▶ Short task
Emit the entire listing verbatim.

··· Record extracts ···

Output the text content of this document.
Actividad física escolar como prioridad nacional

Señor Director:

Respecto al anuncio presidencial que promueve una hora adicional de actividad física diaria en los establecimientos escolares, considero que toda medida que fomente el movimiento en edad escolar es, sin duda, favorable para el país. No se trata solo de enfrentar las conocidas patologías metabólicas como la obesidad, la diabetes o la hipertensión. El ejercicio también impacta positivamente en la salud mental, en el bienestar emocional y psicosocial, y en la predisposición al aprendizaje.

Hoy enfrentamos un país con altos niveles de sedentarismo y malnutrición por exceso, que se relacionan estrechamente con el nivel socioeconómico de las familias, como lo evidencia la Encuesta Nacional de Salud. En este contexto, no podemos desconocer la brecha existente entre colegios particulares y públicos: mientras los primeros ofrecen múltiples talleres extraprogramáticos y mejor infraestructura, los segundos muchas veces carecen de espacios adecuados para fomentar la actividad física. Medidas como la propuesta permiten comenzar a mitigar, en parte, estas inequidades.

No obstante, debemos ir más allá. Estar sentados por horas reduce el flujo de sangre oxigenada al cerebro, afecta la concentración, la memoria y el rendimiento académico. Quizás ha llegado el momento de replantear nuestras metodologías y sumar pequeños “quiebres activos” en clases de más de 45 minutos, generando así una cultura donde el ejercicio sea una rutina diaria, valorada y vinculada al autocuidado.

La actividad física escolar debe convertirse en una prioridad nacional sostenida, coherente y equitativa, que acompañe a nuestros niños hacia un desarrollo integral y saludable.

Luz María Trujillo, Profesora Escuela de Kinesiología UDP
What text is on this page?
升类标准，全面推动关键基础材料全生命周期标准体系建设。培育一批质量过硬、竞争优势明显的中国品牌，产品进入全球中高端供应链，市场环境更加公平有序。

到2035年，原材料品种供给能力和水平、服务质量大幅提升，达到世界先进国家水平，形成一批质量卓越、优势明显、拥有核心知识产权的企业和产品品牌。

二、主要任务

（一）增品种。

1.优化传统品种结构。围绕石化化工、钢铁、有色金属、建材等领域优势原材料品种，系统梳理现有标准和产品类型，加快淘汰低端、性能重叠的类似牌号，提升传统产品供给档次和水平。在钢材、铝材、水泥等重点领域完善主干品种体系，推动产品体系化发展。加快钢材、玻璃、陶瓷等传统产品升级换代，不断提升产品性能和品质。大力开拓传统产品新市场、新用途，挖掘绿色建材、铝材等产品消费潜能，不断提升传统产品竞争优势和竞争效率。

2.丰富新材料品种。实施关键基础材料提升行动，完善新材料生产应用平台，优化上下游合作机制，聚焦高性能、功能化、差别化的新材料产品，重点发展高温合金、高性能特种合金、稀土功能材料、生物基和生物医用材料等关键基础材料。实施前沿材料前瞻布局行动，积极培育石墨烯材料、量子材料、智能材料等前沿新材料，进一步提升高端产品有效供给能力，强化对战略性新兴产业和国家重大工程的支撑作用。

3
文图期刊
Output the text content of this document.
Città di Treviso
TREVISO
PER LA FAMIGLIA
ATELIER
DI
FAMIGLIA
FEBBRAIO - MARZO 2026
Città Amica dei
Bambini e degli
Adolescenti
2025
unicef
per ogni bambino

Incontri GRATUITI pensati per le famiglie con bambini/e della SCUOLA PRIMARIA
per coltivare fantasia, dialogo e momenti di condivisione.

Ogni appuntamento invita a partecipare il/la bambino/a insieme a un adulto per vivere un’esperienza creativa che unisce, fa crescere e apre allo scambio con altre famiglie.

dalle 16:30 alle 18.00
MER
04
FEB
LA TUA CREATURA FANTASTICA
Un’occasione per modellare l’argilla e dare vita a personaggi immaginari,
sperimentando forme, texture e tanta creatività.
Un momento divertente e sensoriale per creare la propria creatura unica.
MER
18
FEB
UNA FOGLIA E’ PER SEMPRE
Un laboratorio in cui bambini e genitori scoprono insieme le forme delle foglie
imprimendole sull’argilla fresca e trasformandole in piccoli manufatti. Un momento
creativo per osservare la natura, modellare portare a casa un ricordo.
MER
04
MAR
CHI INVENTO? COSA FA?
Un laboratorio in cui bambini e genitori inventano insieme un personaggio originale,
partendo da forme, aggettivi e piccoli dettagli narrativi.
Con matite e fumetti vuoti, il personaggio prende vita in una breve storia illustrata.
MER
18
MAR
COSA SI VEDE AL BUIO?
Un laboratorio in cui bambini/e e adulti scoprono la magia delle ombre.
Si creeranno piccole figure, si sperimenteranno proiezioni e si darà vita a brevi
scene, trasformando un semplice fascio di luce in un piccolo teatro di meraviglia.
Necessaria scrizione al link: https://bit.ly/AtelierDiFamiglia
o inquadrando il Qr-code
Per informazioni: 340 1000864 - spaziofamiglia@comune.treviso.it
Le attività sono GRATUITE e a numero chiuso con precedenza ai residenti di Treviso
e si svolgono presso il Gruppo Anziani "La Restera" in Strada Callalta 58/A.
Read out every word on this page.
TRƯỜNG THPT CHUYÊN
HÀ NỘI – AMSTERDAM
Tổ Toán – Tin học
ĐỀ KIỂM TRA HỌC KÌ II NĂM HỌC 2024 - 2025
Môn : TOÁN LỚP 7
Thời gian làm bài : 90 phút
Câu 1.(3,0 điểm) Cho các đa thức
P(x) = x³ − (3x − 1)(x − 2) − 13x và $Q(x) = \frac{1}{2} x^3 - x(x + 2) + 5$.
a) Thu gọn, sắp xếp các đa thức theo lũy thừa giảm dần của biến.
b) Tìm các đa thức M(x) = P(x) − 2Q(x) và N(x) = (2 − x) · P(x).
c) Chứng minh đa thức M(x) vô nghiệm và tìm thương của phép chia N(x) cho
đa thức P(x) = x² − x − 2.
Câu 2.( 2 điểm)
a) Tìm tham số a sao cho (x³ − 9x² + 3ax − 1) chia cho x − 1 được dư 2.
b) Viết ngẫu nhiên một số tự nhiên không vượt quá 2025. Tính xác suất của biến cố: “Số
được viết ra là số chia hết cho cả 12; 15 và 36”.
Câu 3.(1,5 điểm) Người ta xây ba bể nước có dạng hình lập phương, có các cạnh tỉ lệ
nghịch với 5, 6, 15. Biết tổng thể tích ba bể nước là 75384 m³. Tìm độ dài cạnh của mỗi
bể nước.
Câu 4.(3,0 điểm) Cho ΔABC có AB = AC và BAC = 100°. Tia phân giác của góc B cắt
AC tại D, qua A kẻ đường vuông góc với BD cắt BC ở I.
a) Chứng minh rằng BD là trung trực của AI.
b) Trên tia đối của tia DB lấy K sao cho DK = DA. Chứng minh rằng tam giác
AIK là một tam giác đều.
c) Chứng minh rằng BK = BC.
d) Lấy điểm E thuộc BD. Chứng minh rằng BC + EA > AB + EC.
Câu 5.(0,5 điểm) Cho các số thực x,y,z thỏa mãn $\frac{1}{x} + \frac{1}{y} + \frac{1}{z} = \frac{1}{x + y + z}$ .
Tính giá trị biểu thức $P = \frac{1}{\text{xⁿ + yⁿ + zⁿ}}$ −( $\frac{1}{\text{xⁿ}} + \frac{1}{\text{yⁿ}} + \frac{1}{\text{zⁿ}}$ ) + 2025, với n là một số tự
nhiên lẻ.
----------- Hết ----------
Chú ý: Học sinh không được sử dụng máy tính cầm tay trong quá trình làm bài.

···

▶ Exercise output
Output the text content of this document.
Actividad física escolar como prioridad nacional

Señor Director:

Respecto al anuncio presidencial que promueve una hora adicional de actividad física diaria en los establecimientos escolares, considero que toda medida que fomente el movimiento en edad escolar es, sin duda, favorable para el país. No se trata solo de enfrentar las conocidas patologías metabólicas como la obesidad, la diabetes o la hipertensión. El ejercicio también impacta positivamente en la salud mental, en el bienestar emocional y psicosocial, y en la predisposición al aprendizaje.

Hoy enfrentamos un país con altos niveles de sedentarismo y malnutrición por exceso, que se relacionan estrechamente con el nivel socioeconómico de las familias, como lo evidencia la Encuesta Nacional de Salud. En este contexto, no podemos desconocer la brecha existente entre colegios particulares y públicos: mientras los primeros ofrecen múltiples talleres extraprogramáticos y mejor infraestructura, los segundos muchas veces carecen de espacios adecuados para fomentar la actividad física. Medidas como la propuesta permiten comenzar a mitigar, en parte, estas inequidades.

No obstante, debemos ir más allá. Estar sentados por horas reduce el flujo de sangre oxigenada al cerebro, afecta la concentración, la memoria y el rendimiento académico. Quizás ha llegado el momento de replantear nuestras metodologías y sumar pequeños “quiebres activos” en clases de más de 45 minutos, generando así una cultura donde el ejercicio sea una rutina diaria, valorada y vinculada al autocuidado.

La actividad física escolar debe convertirse en una prioridad nacional sostenida, coherente y equitativa, que acompañe a nuestros niños hacia un desarrollo integral y saludable.

Luz María Trujillo, Profesora Escuela de Kinesiología UDP
What text is on this page?
升类标准，全面推动关键基础材料全生命周期标准体系建设。培育一批质量过硬、竞争优势明显的中国品牌，产品进入全球中高端供应链，市场环境更加公平有序。

到2035年，原材料品种供给能力和水平、服务质量大幅提升，达到世界先进国家水平，形成一批质量卓越、优势明显、拥有核心知识产权的企业和产品品牌。

二、主要任务

（一）增品种。

1.优化传统品种结构。围绕石化化工、钢铁、有色金属、建材等领域优势原材料品种，系统梳理现有标准和产品类型，加快淘汰低端、性能重叠的类似牌号，提升传统产品供给档次和水平。在钢材、铝材、水泥等重点领域完善主干品种体系，推动产品体系化发展。加快钢材、玻璃、陶瓷等传统产品升级换代，不断提升产品性能和品质。大力开拓传统产品新市场、新用途，挖掘绿色建材、铝材等产品消费潜能，不断提升传统产品竞争优势和竞争效率。

2.丰富新材料品种。实施关键基础材料提升行动，完善新材料生产应用平台，优化上下游合作机制，聚焦高性能、功能化、差别化的新材料产品，重点发展高温合金、高性能特种合金、稀土功能材料、生物基和生物医用材料等关键基础材料。实施前沿材料前瞻布局行动，积极培育石墨烯材料、量子材料、智能材料等前沿新材料，进一步提升高端产品有效供给能力，强化对战略性新兴产业和国家重大工程的支撑作用。

3
文图期刊
Output the text content of this document.
Città di Treviso
TREVISO
PER LA FAMIGLIA
ATELIER
DI
FAMIGLIA
FEBBRAIO - MARZO 2026
Città Amica dei
Bambini e degli
Adolescenti
2025
unicef
per ogni bambino

Incontri GRATUITI pensati per le famiglie con bambini/e della SCUOLA PRIMARIA
per coltivare fantasia, dialogo e momenti di condivisione.

Ogni appuntamento invita a partecipare il/la bambino/a insieme a un adulto per vivere un’esperienza creativa che unisce, fa crescere e apre allo scambio con altre famiglie.

dalle 16:30 alle 18.00
MER
04
FEB
LA TUA CREATURA FANTASTICA
Un’occasione per modellare l’argilla e dare vita a personaggi immaginari,
sperimentando forme, texture e tanta creatività.
Un momento divertente e sensoriale per creare la propria creatura unica.
MER
18
FEB
UNA FOGLIA E’ PER SEMPRE
Un laboratorio in cui bambini e genitori scoprono insieme le forme delle foglie
imprimendole sull’argilla fresca e trasformandole in piccoli manufatti. Un momento
creativo per osservare la natura, modellare portare a casa un ricordo.
MER
04
MAR
CHI INVENTO? COSA FA?
Un laboratorio in cui bambini e genitori inventano insieme un personaggio originale,
partendo da forme, aggettivi e piccoli dettagli narrativi.
Con matite e fumetti vuoti, il personaggio prende vita in una breve storia illustrata.
MER
18
MAR
COSA SI VEDE AL BUIO?
Un laboratorio in cui bambini/e e adulti scoprono la magia delle ombre.
Si creeranno piccole figure, si sperimenteranno proiezioni e si darà vita a brevi
scene, trasformando un semplice fascio di luce in un piccolo teatro di meraviglia.
Necessaria scrizione al link: https://bit.ly/AtelierDiFamiglia
o inquadrando il Qr-code
Per informazioni: 340 1000864 - spaziofamiglia@comune.treviso.it
Le attività sono GRATUITE e a numero chiuso con precedenza ai residenti di Treviso
e si svolgono presso il Gruppo Anziani "La Restera" in Strada Callalta 58/A.
Read out every word on this page.
TRƯỜNG THPT CHUYÊN
HÀ NỘI – AMSTERDAM
Tổ Toán – Tin học
ĐỀ KIỂM TRA HỌC KÌ II NĂM HỌC 2024 - 2025
Môn : TOÁN LỚP 7
Thời gian làm bài : 90 phút
Câu 1.(3,0 điểm) Cho các đa thức
P(x) = x³ − (3x − 1)(x − 2) − 13x và $Q(x) = \frac{1}{2} x^3 - x(x + 2) + 5$.
a) Thu gọn, sắp xếp các đa thức theo lũy thừa giảm dần của biến.
b) Tìm các đa thức M(x) = P(x) − 2Q(x) và N(x) = (2 − x) · P(x).
c) Chứng minh đa thức M(x) vô nghiệm và tìm thương của phép chia N(x) cho
đa thức P(x) = x² − x − 2.
Câu 2.( 2 điểm)
a) Tìm tham số a sao cho (x³ − 9x² + 3ax − 1) chia cho x − 1 được dư 2.
b) Viết ngẫu nhiên một số tự nhiên không vượt quá 2025. Tính xác suất của biến cố: “Số
được viết ra là số chia hết cho cả 12; 15 và 36”.
Câu 3.(1,5 điểm) Người ta xây ba bể nước có dạng hình lập phương, có các cạnh tỉ lệ
nghịch với 5, 6, 15. Biết tổng thể tích ba bể nước là 75384 m³. Tìm độ dài cạnh của mỗi
bể nước.
Câu 4.(3,0 điểm) Cho ΔABC có AB = AC và BAC = 100°. Tia phân giác của góc B cắt
AC tại D, qua A kẻ đường vuông góc với BD cắt BC ở I.
a) Chứng minh rằng BD là trung trực của AI.
b) Trên tia đối của tia DB lấy K sao cho DK = DA. Chứng minh rằng tam giác
AIK là một tam giác đều.
c) Chứng minh rằng BK = BC.
d) Lấy điểm E thuộc BD. Chứng minh rằng BC + EA > AB + EC.
Câu 5.(0,5 điểm) Cho các số thực x,y,z thỏa mãn $\frac{1}{x} + \frac{1}{y} + \frac{1}{z} = \frac{1}{x + y + z}$ .
Tính giá trị biểu thức $P = \frac{1}{\text{xⁿ + yⁿ + zⁿ}}$ −( $\frac{1}{\text{xⁿ}} + \frac{1}{\text{yⁿ}} + \frac{1}{\text{zⁿ}}$ ) + 2025, với n là một số tự
nhiên lẻ.
----------- Hết ----------
Chú ý: Học sinh không được sử dụng máy tính cầm tay trong quá trình làm bài.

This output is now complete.